▶ _Data shown_
——————

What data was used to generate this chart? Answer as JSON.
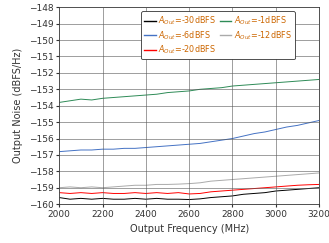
{
  "title": "",
  "xlabel": "Output Frequency (MHz)",
  "ylabel": "Output Noise (dBFS/Hz)",
  "xlim": [
    2000,
    3200
  ],
  "ylim": [
    -160,
    -148
  ],
  "yticks": [
    -160,
    -159,
    -158,
    -157,
    -156,
    -155,
    -154,
    -153,
    -152,
    -151,
    -150,
    -149,
    -148
  ],
  "xticks": [
    2000,
    2200,
    2400,
    2600,
    2800,
    3000,
    3200
  ],
  "series": [
    {
      "label": "=-30dBFS",
      "color": "#000000",
      "x": [
        2000,
        2050,
        2100,
        2150,
        2200,
        2250,
        2300,
        2350,
        2400,
        2450,
        2500,
        2550,
        2600,
        2650,
        2700,
        2750,
        2800,
        2850,
        2900,
        2950,
        3000,
        3050,
        3100,
        3150,
        3200
      ],
      "y": [
        -159.6,
        -159.7,
        -159.65,
        -159.7,
        -159.65,
        -159.7,
        -159.7,
        -159.65,
        -159.7,
        -159.65,
        -159.7,
        -159.7,
        -159.72,
        -159.68,
        -159.6,
        -159.55,
        -159.5,
        -159.4,
        -159.35,
        -159.3,
        -159.2,
        -159.15,
        -159.1,
        -159.05,
        -159.0
      ]
    },
    {
      "label": "=-20dBFS",
      "color": "#ff0000",
      "x": [
        2000,
        2050,
        2100,
        2150,
        2200,
        2250,
        2300,
        2350,
        2400,
        2450,
        2500,
        2550,
        2600,
        2650,
        2700,
        2750,
        2800,
        2850,
        2900,
        2950,
        3000,
        3050,
        3100,
        3150,
        3200
      ],
      "y": [
        -159.3,
        -159.35,
        -159.3,
        -159.35,
        -159.3,
        -159.35,
        -159.35,
        -159.3,
        -159.35,
        -159.3,
        -159.35,
        -159.3,
        -159.38,
        -159.35,
        -159.25,
        -159.2,
        -159.15,
        -159.1,
        -159.05,
        -159.0,
        -158.95,
        -158.9,
        -158.85,
        -158.82,
        -158.8
      ]
    },
    {
      "label": "=-12dBFS",
      "color": "#aaaaaa",
      "x": [
        2000,
        2050,
        2100,
        2150,
        2200,
        2250,
        2300,
        2350,
        2400,
        2450,
        2500,
        2550,
        2600,
        2650,
        2700,
        2750,
        2800,
        2850,
        2900,
        2950,
        3000,
        3050,
        3100,
        3150,
        3200
      ],
      "y": [
        -159.0,
        -158.95,
        -159.0,
        -158.95,
        -159.0,
        -158.95,
        -158.9,
        -158.85,
        -158.85,
        -158.8,
        -158.8,
        -158.78,
        -158.75,
        -158.7,
        -158.6,
        -158.55,
        -158.5,
        -158.45,
        -158.4,
        -158.35,
        -158.3,
        -158.25,
        -158.2,
        -158.15,
        -158.1
      ]
    },
    {
      "label": "=-6dBFS",
      "color": "#4472c4",
      "x": [
        2000,
        2050,
        2100,
        2150,
        2200,
        2250,
        2300,
        2350,
        2400,
        2450,
        2500,
        2550,
        2600,
        2650,
        2700,
        2750,
        2800,
        2850,
        2900,
        2950,
        3000,
        3050,
        3100,
        3150,
        3200
      ],
      "y": [
        -156.8,
        -156.75,
        -156.7,
        -156.7,
        -156.65,
        -156.65,
        -156.6,
        -156.6,
        -156.55,
        -156.5,
        -156.45,
        -156.4,
        -156.35,
        -156.3,
        -156.2,
        -156.1,
        -156.0,
        -155.85,
        -155.7,
        -155.6,
        -155.45,
        -155.3,
        -155.2,
        -155.05,
        -154.9
      ]
    },
    {
      "label": "=-1dBFS",
      "color": "#2e8b57",
      "x": [
        2000,
        2050,
        2100,
        2150,
        2200,
        2250,
        2300,
        2350,
        2400,
        2450,
        2500,
        2550,
        2600,
        2650,
        2700,
        2750,
        2800,
        2850,
        2900,
        2950,
        3000,
        3050,
        3100,
        3150,
        3200
      ],
      "y": [
        -153.8,
        -153.7,
        -153.6,
        -153.65,
        -153.55,
        -153.5,
        -153.45,
        -153.4,
        -153.35,
        -153.3,
        -153.2,
        -153.15,
        -153.1,
        -153.0,
        -152.95,
        -152.9,
        -152.8,
        -152.75,
        -152.7,
        -152.65,
        -152.6,
        -152.55,
        -152.5,
        -152.45,
        -152.4
      ]
    }
  ],
  "legend_order": [
    {
      "label": "=-30dBFS",
      "color": "#000000"
    },
    {
      "label": "=-6dBFS",
      "color": "#4472c4"
    },
    {
      "label": "=-20dBFS",
      "color": "#ff0000"
    },
    {
      "label": "=-1dBFS",
      "color": "#2e8b57"
    },
    {
      "label": "=-12dBFS",
      "color": "#aaaaaa"
    }
  ],
  "text_color": "#cc6600",
  "legend_fontsize": 5.8,
  "tick_fontsize": 6.5,
  "label_fontsize": 7,
  "background_color": "#ffffff"
}
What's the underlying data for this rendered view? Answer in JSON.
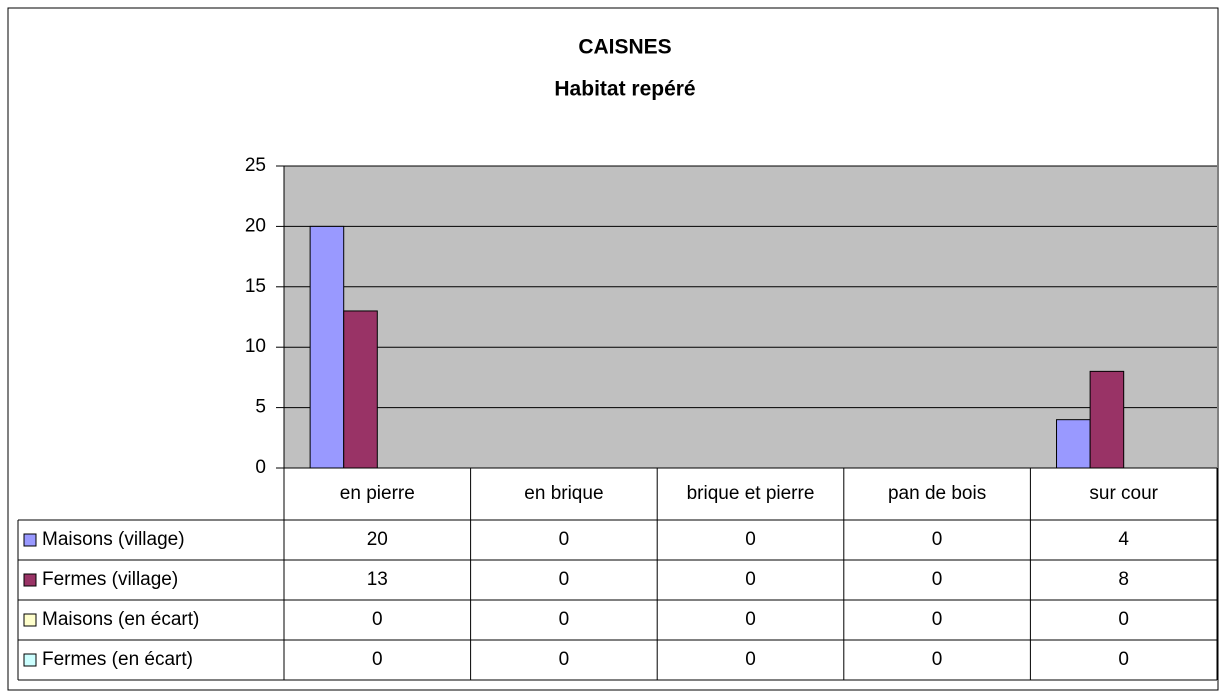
{
  "chart_data": {
    "type": "bar",
    "title": "CAISNES",
    "subtitle": "Habitat repéré",
    "categories": [
      "en pierre",
      "en brique",
      "brique et pierre",
      "pan de bois",
      "sur cour"
    ],
    "series": [
      {
        "name": "Maisons (village)",
        "color": "#9999ff",
        "values": [
          20,
          0,
          0,
          0,
          4
        ]
      },
      {
        "name": "Fermes (village)",
        "color": "#993366",
        "values": [
          13,
          0,
          0,
          0,
          8
        ]
      },
      {
        "name": "Maisons (en écart)",
        "color": "#ffffcc",
        "values": [
          0,
          0,
          0,
          0,
          0
        ]
      },
      {
        "name": "Fermes (en écart)",
        "color": "#ccffff",
        "values": [
          0,
          0,
          0,
          0,
          0
        ]
      }
    ],
    "ylim": [
      0,
      25
    ],
    "yticks": [
      0,
      5,
      10,
      15,
      20,
      25
    ],
    "grid": true,
    "plot_background": "#c0c0c0"
  }
}
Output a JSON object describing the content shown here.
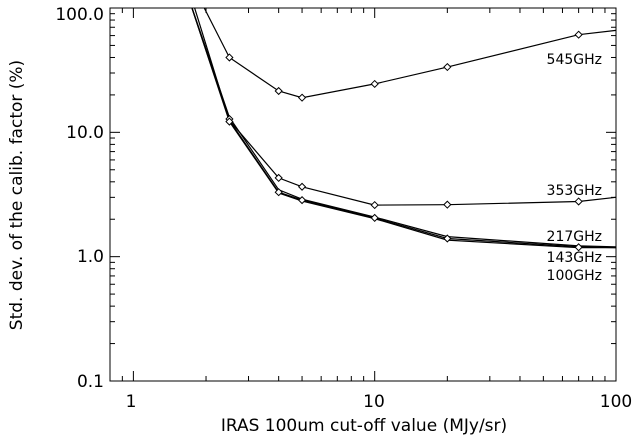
{
  "chart_data": {
    "type": "line",
    "title": "",
    "xlabel": "IRAS 100um cut-off value (MJy/sr)",
    "ylabel": "Std. dev. of the calib. factor (%)",
    "xscale": "log",
    "yscale": "log",
    "xlim": [
      0.8,
      100
    ],
    "ylim": [
      0.1,
      100
    ],
    "xtick_labels": [
      "1",
      "10",
      "100"
    ],
    "ytick_labels": [
      "0.1",
      "1.0",
      "10.0",
      "100.0"
    ],
    "grid": false,
    "legend": "series labels placed at the right end of the lines",
    "series": [
      {
        "name": "545GHz",
        "x": [
          1.8,
          2.5,
          4,
          5,
          10,
          20,
          70,
          100
        ],
        "y": [
          140,
          40,
          21.5,
          19,
          24.5,
          33.5,
          61,
          66
        ]
      },
      {
        "name": "353GHz",
        "x": [
          1.7,
          2.5,
          4,
          5,
          10,
          20,
          70,
          100
        ],
        "y": [
          140,
          12.5,
          4.3,
          3.65,
          2.6,
          2.62,
          2.78,
          3.0
        ]
      },
      {
        "name": "217GHz",
        "x": [
          1.65,
          2.5,
          4,
          5,
          10,
          20,
          70,
          100
        ],
        "y": [
          140,
          13.2,
          3.45,
          2.9,
          2.08,
          1.45,
          1.22,
          1.2
        ]
      },
      {
        "name": "143GHz",
        "x": [
          1.65,
          2.5,
          4,
          5,
          10,
          20,
          70,
          100
        ],
        "y": [
          140,
          12.5,
          3.3,
          2.85,
          2.05,
          1.4,
          1.2,
          1.18
        ]
      },
      {
        "name": "100GHz",
        "x": [
          1.65,
          2.5,
          4,
          5,
          10,
          20,
          70,
          100
        ],
        "y": [
          140,
          12.2,
          3.25,
          2.8,
          2.02,
          1.36,
          1.18,
          1.18
        ]
      }
    ],
    "markers": [
      {
        "x": 2.5,
        "y": 40
      },
      {
        "x": 4,
        "y": 21.5
      },
      {
        "x": 5,
        "y": 19
      },
      {
        "x": 10,
        "y": 24.5
      },
      {
        "x": 20,
        "y": 33.5
      },
      {
        "x": 70,
        "y": 61
      },
      {
        "x": 2.5,
        "y": 12.8
      },
      {
        "x": 4,
        "y": 4.3
      },
      {
        "x": 5,
        "y": 3.65
      },
      {
        "x": 10,
        "y": 2.6
      },
      {
        "x": 20,
        "y": 2.62
      },
      {
        "x": 70,
        "y": 2.78
      },
      {
        "x": 2.5,
        "y": 12.2
      },
      {
        "x": 4,
        "y": 3.3
      },
      {
        "x": 5,
        "y": 2.85
      },
      {
        "x": 10,
        "y": 2.05
      },
      {
        "x": 20,
        "y": 1.4
      },
      {
        "x": 70,
        "y": 1.19
      }
    ]
  }
}
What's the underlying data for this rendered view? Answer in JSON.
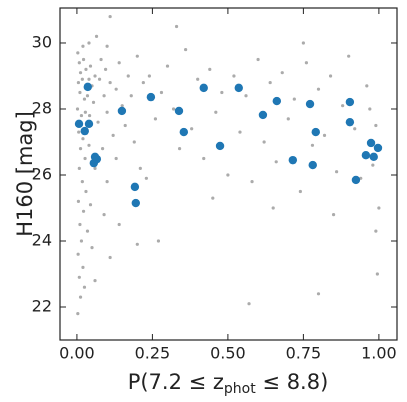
{
  "chart_data": {
    "type": "scatter",
    "xlabel": {
      "prefix": "P(7.2 ≤ z",
      "sub": "phot",
      "suffix": " ≤ 8.8)"
    },
    "ylabel": "H160 [mag]",
    "xlim": [
      -0.056,
      1.06
    ],
    "ylim": [
      21.0,
      31.06
    ],
    "xticks": [
      {
        "value": 0,
        "label": "0.00"
      },
      {
        "value": 0.25,
        "label": "0.25"
      },
      {
        "value": 0.5,
        "label": "0.50"
      },
      {
        "value": 0.75,
        "label": "0.75"
      },
      {
        "value": 1,
        "label": "1.00"
      }
    ],
    "yticks": [
      22,
      24,
      26,
      28,
      30
    ],
    "grid": false,
    "series": [
      {
        "color": "#ababab",
        "size": 1.6,
        "x": [
          0.003,
          0.008,
          0.012,
          0.005,
          0.018,
          0.022,
          0.03,
          0.01,
          0.025,
          0.04,
          0.002,
          0.015,
          0.028,
          0.035,
          0.045,
          0.05,
          0.006,
          0.02,
          0.033,
          0.042,
          0.055,
          0.06,
          0.012,
          0.027,
          0.04,
          0.008,
          0.018,
          0.03,
          0.005,
          0.022,
          0.01,
          0.015,
          0.004,
          0.02,
          0.008,
          0.012,
          0.025,
          0.035,
          0.045,
          0.06,
          0.07,
          0.075,
          0.08,
          0.065,
          0.09,
          0.1,
          0.095,
          0.11,
          0.085,
          0.1,
          0.12,
          0.13,
          0.14,
          0.15,
          0.16,
          0.17,
          0.13,
          0.09,
          0.11,
          0.18,
          0.2,
          0.19,
          0.21,
          0.22,
          0.24,
          0.26,
          0.28,
          0.23,
          0.3,
          0.32,
          0.34,
          0.36,
          0.38,
          0.4,
          0.42,
          0.44,
          0.46,
          0.48,
          0.5,
          0.52,
          0.54,
          0.56,
          0.58,
          0.6,
          0.62,
          0.64,
          0.66,
          0.68,
          0.7,
          0.72,
          0.74,
          0.76,
          0.78,
          0.8,
          0.82,
          0.84,
          0.86,
          0.88,
          0.9,
          0.92,
          0.94,
          0.96,
          0.98,
          0.99,
          1.0,
          0.995,
          0.8,
          0.57,
          0.11,
          0.33,
          0.75,
          0.14,
          0.27,
          0.05,
          0.06,
          0.003,
          0.2,
          0.45,
          0.65,
          0.85,
          0.97,
          0.99,
          0.1,
          0.02,
          0.04
        ],
        "y": [
          29.7,
          29.4,
          29.1,
          28.8,
          28.9,
          29.5,
          29.2,
          28.5,
          28.3,
          28.9,
          28.0,
          27.8,
          27.9,
          28.4,
          29.3,
          28.7,
          27.3,
          27.1,
          27.5,
          27.8,
          28.2,
          29.0,
          26.8,
          26.5,
          26.9,
          26.2,
          25.8,
          25.5,
          25.2,
          24.9,
          24.5,
          24.0,
          23.6,
          23.2,
          22.9,
          22.3,
          22.6,
          24.3,
          25.1,
          26.2,
          27.6,
          28.9,
          29.5,
          30.2,
          28.4,
          27.9,
          29.2,
          28.8,
          26.8,
          25.8,
          27.2,
          28.6,
          29.4,
          28.1,
          27.5,
          29.0,
          26.5,
          24.8,
          23.5,
          28.4,
          29.6,
          27.0,
          26.2,
          28.8,
          29.0,
          27.7,
          28.5,
          25.9,
          29.3,
          28.0,
          26.8,
          29.8,
          27.4,
          28.9,
          26.5,
          29.2,
          27.9,
          28.5,
          26.0,
          29.0,
          27.3,
          28.4,
          25.8,
          29.5,
          27.0,
          28.8,
          26.4,
          29.1,
          27.7,
          28.3,
          25.5,
          29.4,
          26.9,
          28.6,
          27.2,
          29.0,
          26.1,
          28.1,
          29.6,
          27.4,
          25.9,
          28.7,
          26.3,
          24.3,
          25.0,
          23.0,
          22.4,
          22.1,
          30.8,
          30.5,
          30.0,
          24.5,
          24.0,
          23.8,
          22.8,
          21.8,
          23.9,
          25.3,
          25.0,
          24.8,
          28.0,
          27.5,
          29.9,
          29.9,
          30.0
        ]
      },
      {
        "color": "#1f77b4",
        "size": 4.2,
        "x": [
          0.007,
          0.036,
          0.026,
          0.04,
          0.056,
          0.066,
          0.06,
          0.149,
          0.245,
          0.192,
          0.195,
          0.338,
          0.354,
          0.42,
          0.474,
          0.536,
          0.616,
          0.662,
          0.715,
          0.772,
          0.781,
          0.791,
          0.904,
          0.904,
          0.924,
          0.974,
          0.957,
          0.983,
          0.997
        ],
        "y": [
          27.55,
          28.67,
          27.33,
          27.55,
          26.36,
          26.48,
          26.55,
          27.94,
          28.36,
          25.64,
          25.15,
          27.94,
          27.3,
          28.64,
          26.88,
          28.64,
          27.82,
          28.24,
          26.45,
          28.15,
          26.3,
          27.3,
          28.21,
          27.6,
          25.85,
          26.97,
          26.6,
          26.55,
          26.82
        ]
      }
    ]
  }
}
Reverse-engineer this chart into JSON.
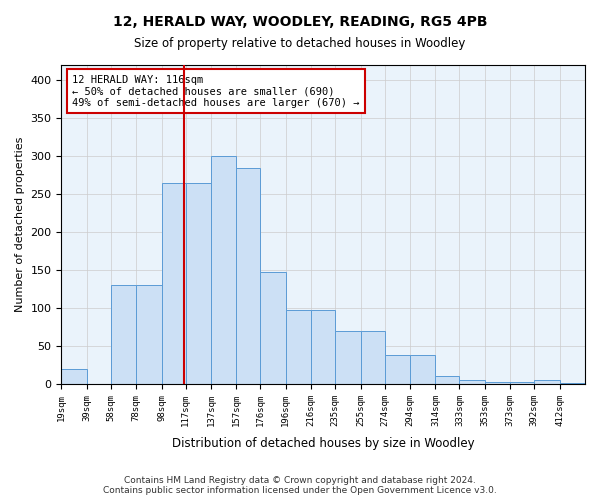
{
  "title": "12, HERALD WAY, WOODLEY, READING, RG5 4PB",
  "subtitle": "Size of property relative to detached houses in Woodley",
  "xlabel": "Distribution of detached houses by size in Woodley",
  "ylabel": "Number of detached properties",
  "bar_heights": [
    20,
    0,
    130,
    130,
    265,
    265,
    300,
    285,
    147,
    98,
    98,
    70,
    70,
    38,
    38,
    10,
    5,
    3,
    3,
    5,
    1
  ],
  "tick_labels": [
    "19sqm",
    "39sqm",
    "58sqm",
    "78sqm",
    "98sqm",
    "117sqm",
    "137sqm",
    "157sqm",
    "176sqm",
    "196sqm",
    "216sqm",
    "235sqm",
    "255sqm",
    "274sqm",
    "294sqm",
    "314sqm",
    "333sqm",
    "353sqm",
    "373sqm",
    "392sqm",
    "412sqm"
  ],
  "bar_color": "#cce0f5",
  "bar_edge_color": "#5b9bd5",
  "vline_x": 116,
  "vline_color": "#cc0000",
  "annotation_text": "12 HERALD WAY: 116sqm\n← 50% of detached houses are smaller (690)\n49% of semi-detached houses are larger (670) →",
  "annotation_box_color": "#ffffff",
  "annotation_box_edge_color": "#cc0000",
  "ylim": [
    0,
    420
  ],
  "yticks": [
    0,
    50,
    100,
    150,
    200,
    250,
    300,
    350,
    400
  ],
  "grid_color": "#cccccc",
  "background_color": "#eaf3fb",
  "footer_text": "Contains HM Land Registry data © Crown copyright and database right 2024.\nContains public sector information licensed under the Open Government Licence v3.0.",
  "bin_edges": [
    19,
    39,
    58,
    78,
    98,
    117,
    137,
    157,
    176,
    196,
    216,
    235,
    255,
    274,
    294,
    314,
    333,
    353,
    373,
    392,
    412,
    432
  ]
}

——————

▶ _Exercise requirements_
Above are the records. Identify each line that contains the word "detached".

▶ _Solution for this task_
  "subtitle": "Size of property relative to detached houses in Woodley",
  "xlabel": "Distribution of detached houses by size in Woodley",
  "ylabel": "Number of detached properties",
  "annotation_text": "12 HERALD WAY: 116sqm\n← 50% of detached houses are smaller (690)\n49% of semi-detached houses are larger (670) →",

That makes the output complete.